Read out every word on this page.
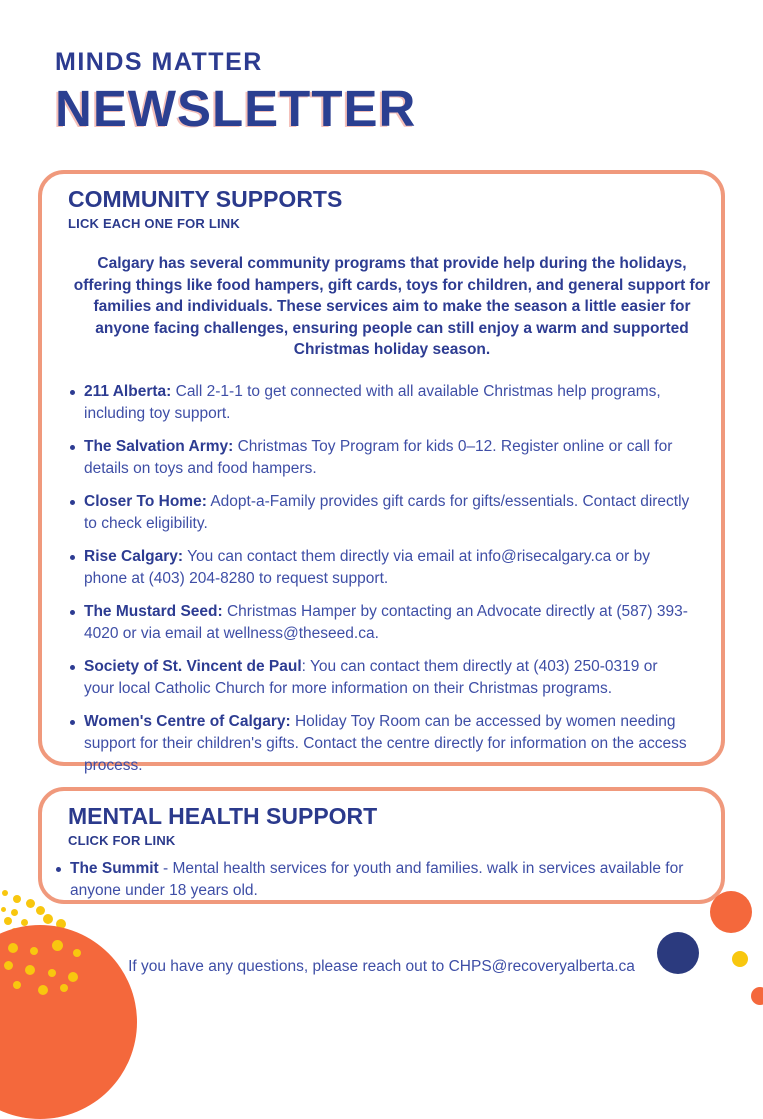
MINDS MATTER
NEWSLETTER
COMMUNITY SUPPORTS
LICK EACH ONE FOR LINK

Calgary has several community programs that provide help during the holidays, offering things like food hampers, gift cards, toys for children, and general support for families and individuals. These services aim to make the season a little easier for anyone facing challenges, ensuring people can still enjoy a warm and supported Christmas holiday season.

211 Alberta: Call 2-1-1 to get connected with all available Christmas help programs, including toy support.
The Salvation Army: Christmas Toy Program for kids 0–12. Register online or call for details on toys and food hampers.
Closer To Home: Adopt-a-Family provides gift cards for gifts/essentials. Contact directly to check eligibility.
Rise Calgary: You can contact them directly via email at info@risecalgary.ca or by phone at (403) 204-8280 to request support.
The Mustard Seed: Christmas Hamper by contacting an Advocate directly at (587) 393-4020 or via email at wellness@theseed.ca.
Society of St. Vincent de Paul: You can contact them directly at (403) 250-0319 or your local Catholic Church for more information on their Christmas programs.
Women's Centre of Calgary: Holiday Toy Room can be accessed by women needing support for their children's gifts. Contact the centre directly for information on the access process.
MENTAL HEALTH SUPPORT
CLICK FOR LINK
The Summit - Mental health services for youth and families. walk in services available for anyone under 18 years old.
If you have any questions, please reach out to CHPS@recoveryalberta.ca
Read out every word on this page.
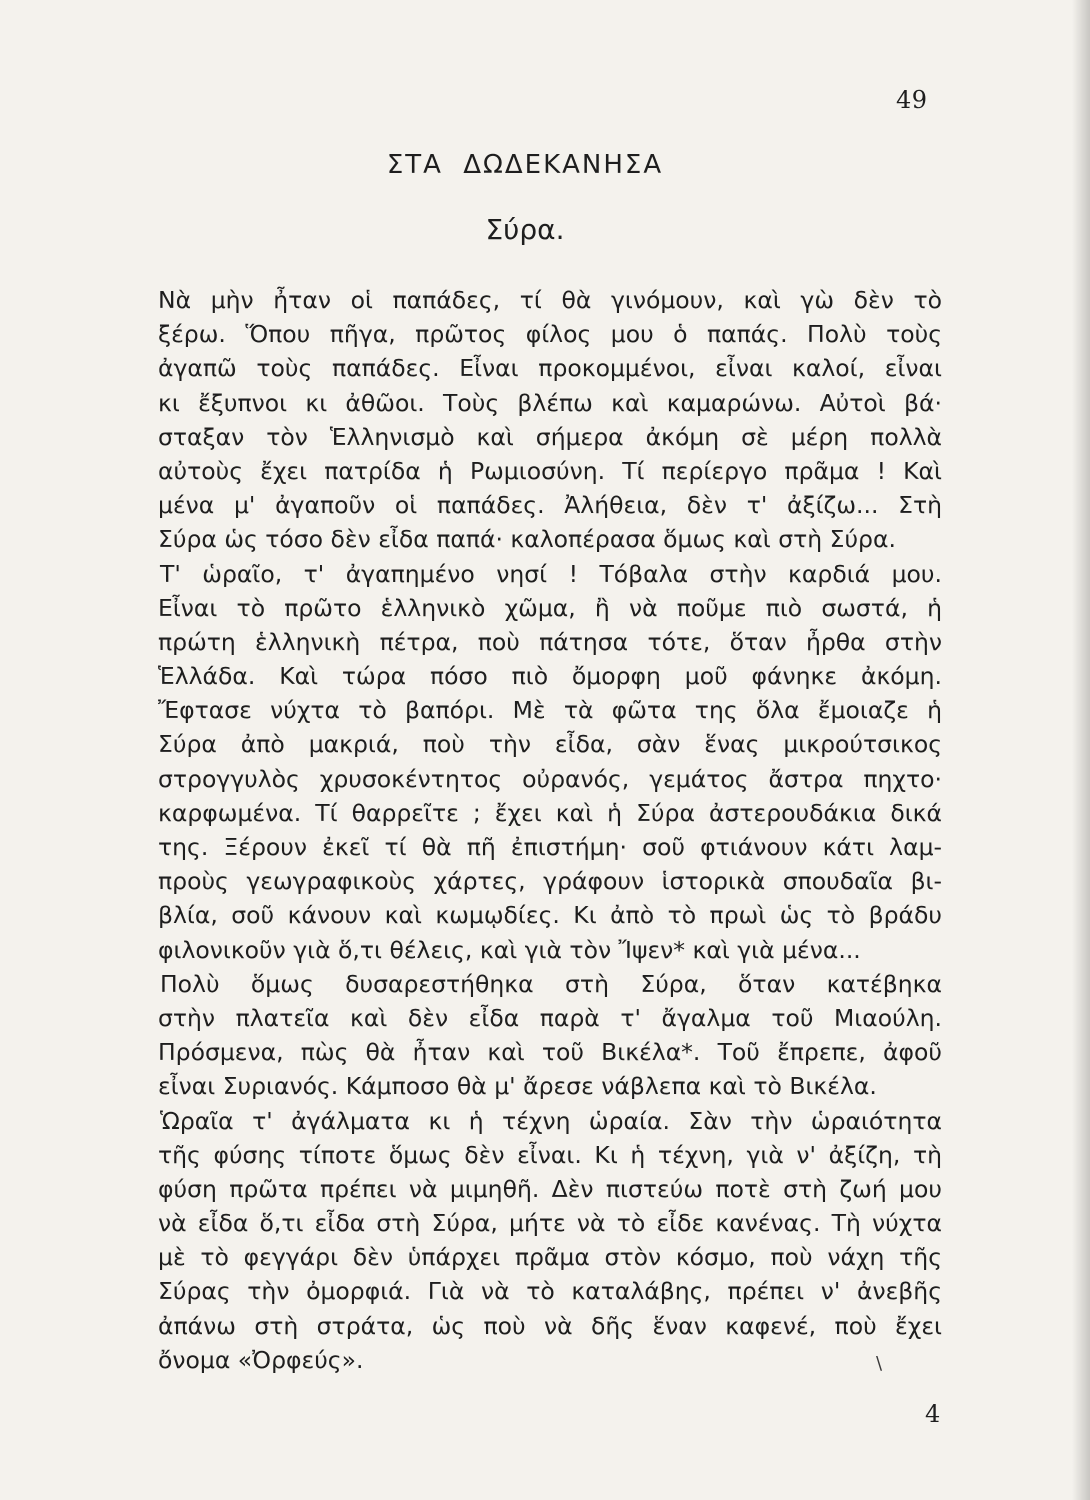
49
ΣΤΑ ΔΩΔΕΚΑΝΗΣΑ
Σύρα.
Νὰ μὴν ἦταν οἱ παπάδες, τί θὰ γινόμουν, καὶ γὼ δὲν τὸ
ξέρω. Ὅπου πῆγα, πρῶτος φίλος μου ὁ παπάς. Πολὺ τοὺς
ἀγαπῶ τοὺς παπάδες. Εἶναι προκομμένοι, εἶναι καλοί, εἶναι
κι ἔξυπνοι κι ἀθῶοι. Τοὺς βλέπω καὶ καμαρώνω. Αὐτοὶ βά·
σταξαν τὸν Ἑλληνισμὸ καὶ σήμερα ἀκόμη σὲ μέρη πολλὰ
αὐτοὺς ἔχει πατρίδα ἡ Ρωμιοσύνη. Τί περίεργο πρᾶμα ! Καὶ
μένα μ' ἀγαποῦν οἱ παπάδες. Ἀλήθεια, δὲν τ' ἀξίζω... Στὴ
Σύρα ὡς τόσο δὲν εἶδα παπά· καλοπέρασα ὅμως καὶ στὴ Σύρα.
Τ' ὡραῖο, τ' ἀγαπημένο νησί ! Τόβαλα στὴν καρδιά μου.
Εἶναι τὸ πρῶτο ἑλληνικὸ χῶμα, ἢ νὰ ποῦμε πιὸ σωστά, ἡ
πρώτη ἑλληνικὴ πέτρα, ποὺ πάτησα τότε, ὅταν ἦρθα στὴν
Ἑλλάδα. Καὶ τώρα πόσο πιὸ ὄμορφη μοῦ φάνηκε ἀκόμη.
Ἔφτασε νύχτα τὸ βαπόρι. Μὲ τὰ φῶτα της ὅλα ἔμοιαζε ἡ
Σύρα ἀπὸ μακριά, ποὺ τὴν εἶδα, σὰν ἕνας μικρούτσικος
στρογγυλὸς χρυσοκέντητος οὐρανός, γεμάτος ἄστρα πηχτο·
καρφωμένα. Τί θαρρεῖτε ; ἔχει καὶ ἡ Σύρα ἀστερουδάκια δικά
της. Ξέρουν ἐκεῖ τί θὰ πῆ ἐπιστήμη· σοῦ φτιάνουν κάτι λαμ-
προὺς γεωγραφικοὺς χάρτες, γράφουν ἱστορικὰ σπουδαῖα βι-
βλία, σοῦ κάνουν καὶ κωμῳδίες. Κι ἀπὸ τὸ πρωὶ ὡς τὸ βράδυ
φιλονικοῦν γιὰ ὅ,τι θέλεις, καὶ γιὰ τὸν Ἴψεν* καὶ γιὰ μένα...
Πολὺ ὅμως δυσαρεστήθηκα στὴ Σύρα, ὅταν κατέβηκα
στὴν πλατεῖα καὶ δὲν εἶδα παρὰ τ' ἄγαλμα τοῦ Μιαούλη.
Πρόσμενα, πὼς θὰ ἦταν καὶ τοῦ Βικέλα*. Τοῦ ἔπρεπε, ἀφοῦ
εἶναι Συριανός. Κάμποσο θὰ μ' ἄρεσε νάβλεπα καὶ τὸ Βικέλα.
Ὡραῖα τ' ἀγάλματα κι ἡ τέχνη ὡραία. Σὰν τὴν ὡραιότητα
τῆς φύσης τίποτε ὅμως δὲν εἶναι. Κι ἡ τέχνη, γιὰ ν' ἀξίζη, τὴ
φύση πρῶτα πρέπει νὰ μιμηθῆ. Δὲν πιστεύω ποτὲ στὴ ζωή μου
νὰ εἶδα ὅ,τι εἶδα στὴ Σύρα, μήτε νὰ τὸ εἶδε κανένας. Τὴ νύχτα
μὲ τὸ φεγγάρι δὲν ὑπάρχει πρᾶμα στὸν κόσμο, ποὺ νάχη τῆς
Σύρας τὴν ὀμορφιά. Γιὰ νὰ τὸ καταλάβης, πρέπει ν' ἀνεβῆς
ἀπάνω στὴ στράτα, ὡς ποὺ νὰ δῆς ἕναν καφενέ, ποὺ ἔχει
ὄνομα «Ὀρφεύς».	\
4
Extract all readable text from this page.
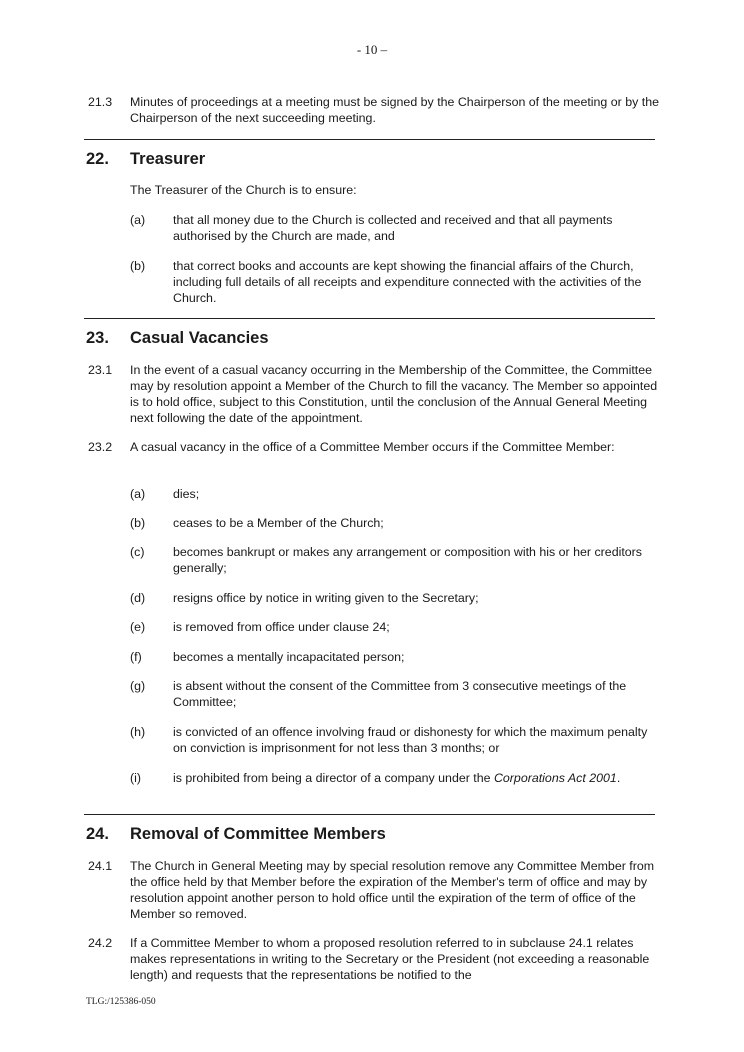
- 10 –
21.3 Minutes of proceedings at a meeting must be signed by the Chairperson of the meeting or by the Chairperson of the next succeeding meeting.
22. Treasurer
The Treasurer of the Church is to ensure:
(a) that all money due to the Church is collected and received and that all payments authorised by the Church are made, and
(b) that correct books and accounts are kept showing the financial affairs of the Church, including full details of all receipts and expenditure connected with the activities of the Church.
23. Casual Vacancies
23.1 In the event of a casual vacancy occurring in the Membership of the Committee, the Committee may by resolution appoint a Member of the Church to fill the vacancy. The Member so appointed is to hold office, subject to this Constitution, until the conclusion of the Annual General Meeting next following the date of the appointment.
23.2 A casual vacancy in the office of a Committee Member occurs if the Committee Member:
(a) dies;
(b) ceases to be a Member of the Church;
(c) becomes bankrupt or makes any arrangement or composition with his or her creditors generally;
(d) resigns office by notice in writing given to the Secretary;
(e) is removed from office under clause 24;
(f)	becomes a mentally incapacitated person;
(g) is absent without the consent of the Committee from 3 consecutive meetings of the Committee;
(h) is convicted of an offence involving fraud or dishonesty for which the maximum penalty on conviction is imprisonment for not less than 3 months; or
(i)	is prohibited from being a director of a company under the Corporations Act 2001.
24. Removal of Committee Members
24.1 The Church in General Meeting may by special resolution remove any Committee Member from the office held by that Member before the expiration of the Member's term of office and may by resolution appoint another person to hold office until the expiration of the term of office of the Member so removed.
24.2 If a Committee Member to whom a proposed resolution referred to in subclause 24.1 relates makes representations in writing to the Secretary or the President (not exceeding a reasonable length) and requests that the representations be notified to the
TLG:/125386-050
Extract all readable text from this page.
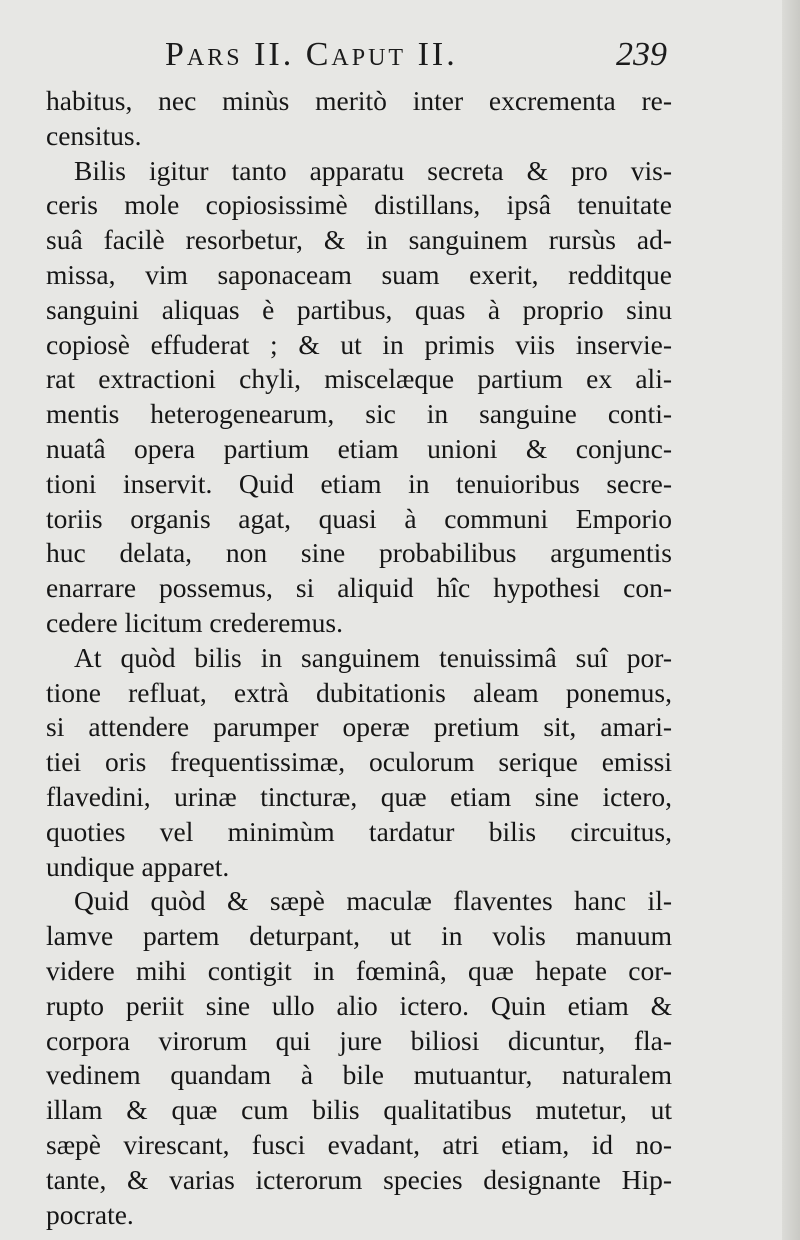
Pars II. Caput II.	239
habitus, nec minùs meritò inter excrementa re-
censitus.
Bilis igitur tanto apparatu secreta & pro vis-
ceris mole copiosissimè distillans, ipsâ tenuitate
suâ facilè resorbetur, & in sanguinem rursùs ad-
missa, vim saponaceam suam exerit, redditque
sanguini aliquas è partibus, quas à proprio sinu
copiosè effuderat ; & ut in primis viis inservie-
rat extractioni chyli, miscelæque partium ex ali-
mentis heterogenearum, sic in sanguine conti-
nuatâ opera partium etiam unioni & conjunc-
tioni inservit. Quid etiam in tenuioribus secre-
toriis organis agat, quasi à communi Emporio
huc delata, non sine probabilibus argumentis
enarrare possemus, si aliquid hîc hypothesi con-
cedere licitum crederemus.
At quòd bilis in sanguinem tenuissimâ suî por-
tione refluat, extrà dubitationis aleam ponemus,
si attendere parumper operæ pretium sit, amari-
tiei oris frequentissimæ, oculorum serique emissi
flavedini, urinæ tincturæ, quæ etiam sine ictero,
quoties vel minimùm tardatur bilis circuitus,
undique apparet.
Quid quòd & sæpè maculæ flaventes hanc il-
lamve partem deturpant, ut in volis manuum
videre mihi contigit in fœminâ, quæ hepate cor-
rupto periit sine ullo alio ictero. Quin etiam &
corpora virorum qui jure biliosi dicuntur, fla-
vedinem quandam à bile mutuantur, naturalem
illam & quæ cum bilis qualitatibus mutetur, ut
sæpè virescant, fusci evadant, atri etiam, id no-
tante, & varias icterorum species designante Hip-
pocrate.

# EXERCISE
Copy all lines in the listing above where the string "becomes" appears.

# SOLUTION FOR THIS TASK
(c) becomes bankrupt or makes any arrangement or composition with his or her creditors generally;
(f)	becomes a mentally incapacitated person;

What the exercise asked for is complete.